-- BEGIN Data shown --
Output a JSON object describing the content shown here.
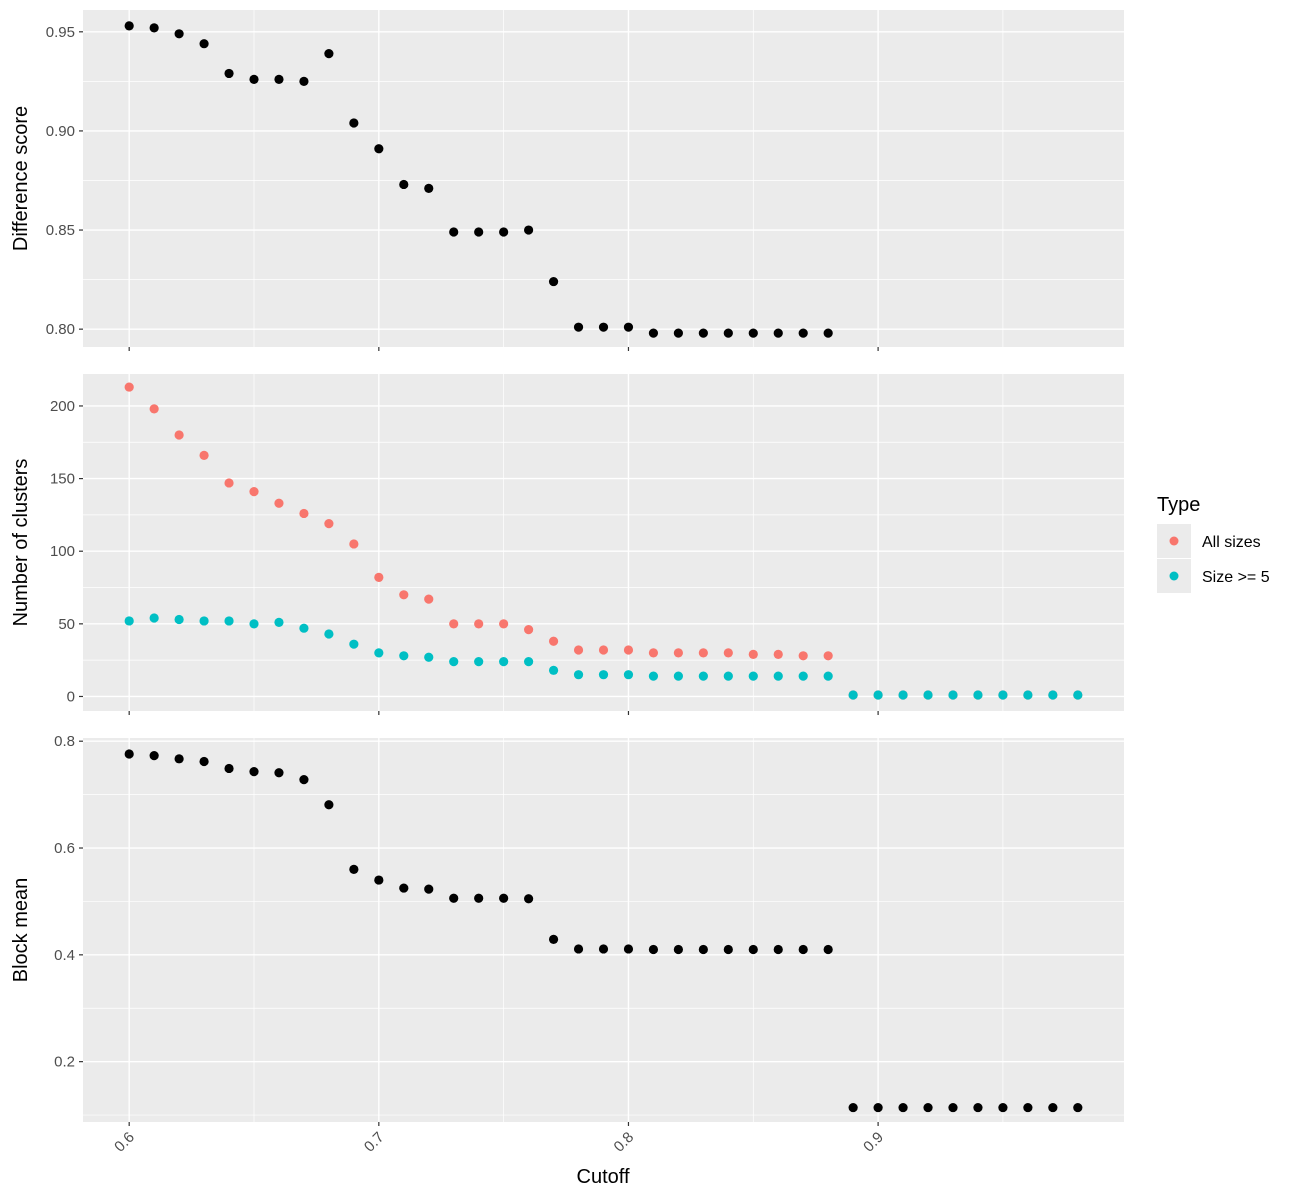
{
  "chart_data": [
    {
      "type": "scatter",
      "ylabel": "Difference score",
      "xlim": [
        0.5815,
        0.9985
      ],
      "ylim": [
        0.791,
        0.961
      ],
      "yticks": [
        "0.80",
        "0.85",
        "0.90",
        "0.95"
      ],
      "ytick_values": [
        0.8,
        0.85,
        0.9,
        0.95
      ],
      "series": [
        {
          "color": "#000000",
          "x": [
            0.6,
            0.61,
            0.62,
            0.63,
            0.64,
            0.65,
            0.66,
            0.67,
            0.68,
            0.69,
            0.7,
            0.71,
            0.72,
            0.73,
            0.74,
            0.75,
            0.76,
            0.77,
            0.78,
            0.79,
            0.8,
            0.81,
            0.82,
            0.83,
            0.84,
            0.85,
            0.86,
            0.87,
            0.88
          ],
          "y": [
            0.953,
            0.952,
            0.949,
            0.944,
            0.929,
            0.926,
            0.926,
            0.925,
            0.939,
            0.904,
            0.891,
            0.873,
            0.871,
            0.849,
            0.849,
            0.849,
            0.85,
            0.824,
            0.801,
            0.801,
            0.801,
            0.798,
            0.798,
            0.798,
            0.798,
            0.798,
            0.798,
            0.798,
            0.798
          ]
        }
      ]
    },
    {
      "type": "scatter",
      "ylabel": "Number of clusters",
      "xlim": [
        0.5815,
        0.9985
      ],
      "ylim": [
        -10,
        222
      ],
      "yticks": [
        "0",
        "50",
        "100",
        "150",
        "200"
      ],
      "ytick_values": [
        0,
        50,
        100,
        150,
        200
      ],
      "legend": {
        "title": "Type",
        "position": "right"
      },
      "series": [
        {
          "name": "All sizes",
          "color": "#F8766D",
          "x": [
            0.6,
            0.61,
            0.62,
            0.63,
            0.64,
            0.65,
            0.66,
            0.67,
            0.68,
            0.69,
            0.7,
            0.71,
            0.72,
            0.73,
            0.74,
            0.75,
            0.76,
            0.77,
            0.78,
            0.79,
            0.8,
            0.81,
            0.82,
            0.83,
            0.84,
            0.85,
            0.86,
            0.87,
            0.88,
            0.89,
            0.9,
            0.91,
            0.92,
            0.93,
            0.94,
            0.95,
            0.96,
            0.97,
            0.98
          ],
          "y": [
            213,
            198,
            180,
            166,
            147,
            141,
            133,
            126,
            119,
            105,
            82,
            70,
            67,
            50,
            50,
            50,
            46,
            38,
            32,
            32,
            32,
            30,
            30,
            30,
            30,
            29,
            29,
            28,
            28,
            1,
            1,
            1,
            1,
            1,
            1,
            1,
            1,
            1,
            1
          ]
        },
        {
          "name": "Size >= 5",
          "color": "#00BFC4",
          "x": [
            0.6,
            0.61,
            0.62,
            0.63,
            0.64,
            0.65,
            0.66,
            0.67,
            0.68,
            0.69,
            0.7,
            0.71,
            0.72,
            0.73,
            0.74,
            0.75,
            0.76,
            0.77,
            0.78,
            0.79,
            0.8,
            0.81,
            0.82,
            0.83,
            0.84,
            0.85,
            0.86,
            0.87,
            0.88,
            0.89,
            0.9,
            0.91,
            0.92,
            0.93,
            0.94,
            0.95,
            0.96,
            0.97,
            0.98
          ],
          "y": [
            52,
            54,
            53,
            52,
            52,
            50,
            51,
            47,
            43,
            36,
            30,
            28,
            27,
            24,
            24,
            24,
            24,
            18,
            15,
            15,
            15,
            14,
            14,
            14,
            14,
            14,
            14,
            14,
            14,
            1,
            1,
            1,
            1,
            1,
            1,
            1,
            1,
            1,
            1
          ]
        }
      ]
    },
    {
      "type": "scatter",
      "ylabel": "Block mean",
      "xlabel": "Cutoff",
      "xlim": [
        0.5815,
        0.9985
      ],
      "ylim": [
        0.087,
        0.806
      ],
      "yticks": [
        "0.2",
        "0.4",
        "0.6",
        "0.8"
      ],
      "ytick_values": [
        0.2,
        0.4,
        0.6,
        0.8
      ],
      "xticks": [
        "0.6",
        "0.7",
        "0.8",
        "0.9"
      ],
      "xtick_values": [
        0.6,
        0.7,
        0.8,
        0.9
      ],
      "series": [
        {
          "color": "#000000",
          "x": [
            0.6,
            0.61,
            0.62,
            0.63,
            0.64,
            0.65,
            0.66,
            0.67,
            0.68,
            0.69,
            0.7,
            0.71,
            0.72,
            0.73,
            0.74,
            0.75,
            0.76,
            0.77,
            0.78,
            0.79,
            0.8,
            0.81,
            0.82,
            0.83,
            0.84,
            0.85,
            0.86,
            0.87,
            0.88,
            0.89,
            0.9,
            0.91,
            0.92,
            0.93,
            0.94,
            0.95,
            0.96,
            0.97,
            0.98
          ],
          "y": [
            0.776,
            0.773,
            0.767,
            0.762,
            0.749,
            0.743,
            0.741,
            0.728,
            0.681,
            0.56,
            0.54,
            0.525,
            0.523,
            0.506,
            0.506,
            0.506,
            0.505,
            0.429,
            0.411,
            0.411,
            0.411,
            0.41,
            0.41,
            0.41,
            0.41,
            0.41,
            0.41,
            0.41,
            0.41,
            0.114,
            0.114,
            0.114,
            0.114,
            0.114,
            0.114,
            0.114,
            0.114,
            0.114,
            0.114
          ]
        }
      ]
    }
  ],
  "xticks": [
    "0.6",
    "0.7",
    "0.8",
    "0.9"
  ],
  "xlabel": "Cutoff",
  "legend": {
    "title": "Type",
    "items": [
      {
        "label": "All sizes",
        "color": "#F8766D"
      },
      {
        "label": "Size >= 5",
        "color": "#00BFC4"
      }
    ]
  },
  "colors": {
    "panel_bg": "#EBEBEB",
    "grid": "#FFFFFF",
    "black_points": "#000000"
  }
}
-- END Data shown --
→ **Objective**:
Search the data above for lines holding "ylabel" and copy each of them.

→ **Written response**:
      "ylabel": "Difference score",
      "ylabel": "Number of clusters",
      "ylabel": "Block mean",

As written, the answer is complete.